* **RECORDS PROVIDED**
+++++

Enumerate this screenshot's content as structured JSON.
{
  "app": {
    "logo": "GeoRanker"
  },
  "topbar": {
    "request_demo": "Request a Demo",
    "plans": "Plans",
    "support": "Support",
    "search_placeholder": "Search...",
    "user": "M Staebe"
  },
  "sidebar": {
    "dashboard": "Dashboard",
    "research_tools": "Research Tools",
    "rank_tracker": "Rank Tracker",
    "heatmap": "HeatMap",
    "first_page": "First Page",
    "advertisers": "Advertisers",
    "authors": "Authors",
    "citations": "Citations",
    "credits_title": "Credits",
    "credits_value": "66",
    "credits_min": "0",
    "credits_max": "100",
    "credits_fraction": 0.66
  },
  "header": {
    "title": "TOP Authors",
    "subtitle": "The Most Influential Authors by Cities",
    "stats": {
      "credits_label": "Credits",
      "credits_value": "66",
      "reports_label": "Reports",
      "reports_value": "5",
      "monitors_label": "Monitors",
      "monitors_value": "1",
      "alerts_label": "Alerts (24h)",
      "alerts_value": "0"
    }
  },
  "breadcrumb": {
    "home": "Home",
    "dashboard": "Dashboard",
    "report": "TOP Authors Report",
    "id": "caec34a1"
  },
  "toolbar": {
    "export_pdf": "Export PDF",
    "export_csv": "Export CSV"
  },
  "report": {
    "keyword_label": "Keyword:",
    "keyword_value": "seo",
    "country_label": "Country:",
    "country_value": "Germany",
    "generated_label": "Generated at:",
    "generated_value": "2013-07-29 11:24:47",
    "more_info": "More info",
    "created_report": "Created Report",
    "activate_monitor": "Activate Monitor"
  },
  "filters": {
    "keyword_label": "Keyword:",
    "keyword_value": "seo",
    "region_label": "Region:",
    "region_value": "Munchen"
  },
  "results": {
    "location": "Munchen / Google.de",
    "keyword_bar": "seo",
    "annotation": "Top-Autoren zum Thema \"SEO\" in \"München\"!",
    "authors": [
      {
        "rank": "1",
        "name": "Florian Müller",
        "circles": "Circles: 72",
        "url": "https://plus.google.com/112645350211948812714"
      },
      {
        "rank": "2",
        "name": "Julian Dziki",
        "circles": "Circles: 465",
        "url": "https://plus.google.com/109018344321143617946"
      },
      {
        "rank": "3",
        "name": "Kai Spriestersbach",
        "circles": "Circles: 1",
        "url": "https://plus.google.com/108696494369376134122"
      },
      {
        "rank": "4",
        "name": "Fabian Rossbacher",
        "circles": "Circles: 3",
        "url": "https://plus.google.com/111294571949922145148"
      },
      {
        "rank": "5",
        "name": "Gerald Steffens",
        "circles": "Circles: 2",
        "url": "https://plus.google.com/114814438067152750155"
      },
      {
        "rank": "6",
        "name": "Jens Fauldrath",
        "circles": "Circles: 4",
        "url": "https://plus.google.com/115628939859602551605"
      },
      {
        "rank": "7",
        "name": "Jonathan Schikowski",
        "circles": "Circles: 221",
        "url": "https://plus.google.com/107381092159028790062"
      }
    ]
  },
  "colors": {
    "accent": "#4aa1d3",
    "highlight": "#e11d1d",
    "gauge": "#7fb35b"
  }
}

+++++

* **THE REQUEST**
Using the data above, output each line exactly.

* **RESPONSE**
Enumerate this screenshot's content as structured JSON.
{
  "app": {
    "logo": "GeoRanker"
  },
  "topbar": {
    "request_demo": "Request a Demo",
    "plans": "Plans",
    "support": "Support",
    "search_placeholder": "Search...",
    "user": "M Staebe"
  },
  "sidebar": {
    "dashboard": "Dashboard",
    "research_tools": "Research Tools",
    "rank_tracker": "Rank Tracker",
    "heatmap": "HeatMap",
    "first_page": "First Page",
    "advertisers": "Advertisers",
    "authors": "Authors",
    "citations": "Citations",
    "credits_title": "Credits",
    "credits_value": "66",
    "credits_min": "0",
    "credits_max": "100",
    "credits_fraction": 0.66
  },
  "header": {
    "title": "TOP Authors",
    "subtitle": "The Most Influential Authors by Cities",
    "stats": {
      "credits_label": "Credits",
      "credits_value": "66",
      "reports_label": "Reports",
      "reports_value": "5",
      "monitors_label": "Monitors",
      "monitors_value": "1",
      "alerts_label": "Alerts (24h)",
      "alerts_value": "0"
    }
  },
  "breadcrumb": {
    "home": "Home",
    "dashboard": "Dashboard",
    "report": "TOP Authors Report",
    "id": "caec34a1"
  },
  "toolbar": {
    "export_pdf": "Export PDF",
    "export_csv": "Export CSV"
  },
  "report": {
    "keyword_label": "Keyword:",
    "keyword_value": "seo",
    "country_label": "Country:",
    "country_value": "Germany",
    "generated_label": "Generated at:",
    "generated_value": "2013-07-29 11:24:47",
    "more_info": "More info",
    "created_report": "Created Report",
    "activate_monitor": "Activate Monitor"
  },
  "filters": {
    "keyword_label": "Keyword:",
    "keyword_value": "seo",
    "region_label": "Region:",
    "region_value": "Munchen"
  },
  "results": {
    "location": "Munchen / Google.de",
    "keyword_bar": "seo",
    "annotation": "Top-Autoren zum Thema \"SEO\" in \"München\"!",
    "authors": [
      {
        "rank": "1",
        "name": "Florian Müller",
        "circles": "Circles: 72",
        "url": "https://plus.google.com/112645350211948812714"
      },
      {
        "rank": "2",
        "name": "Julian Dziki",
        "circles": "Circles: 465",
        "url": "https://plus.google.com/109018344321143617946"
      },
      {
        "rank": "3",
        "name": "Kai Spriestersbach",
        "circles": "Circles: 1",
        "url": "https://plus.google.com/108696494369376134122"
      },
      {
        "rank": "4",
        "name": "Fabian Rossbacher",
        "circles": "Circles: 3",
        "url": "https://plus.google.com/111294571949922145148"
      },
      {
        "rank": "5",
        "name": "Gerald Steffens",
        "circles": "Circles: 2",
        "url": "https://plus.google.com/114814438067152750155"
      },
      {
        "rank": "6",
        "name": "Jens Fauldrath",
        "circles": "Circles: 4",
        "url": "https://plus.google.com/115628939859602551605"
      },
      {
        "rank": "7",
        "name": "Jonathan Schikowski",
        "circles": "Circles: 221",
        "url": "https://plus.google.com/107381092159028790062"
      }
    ]
  },
  "colors": {
    "accent": "#4aa1d3",
    "highlight": "#e11d1d",
    "gauge": "#7fb35b"
  }
}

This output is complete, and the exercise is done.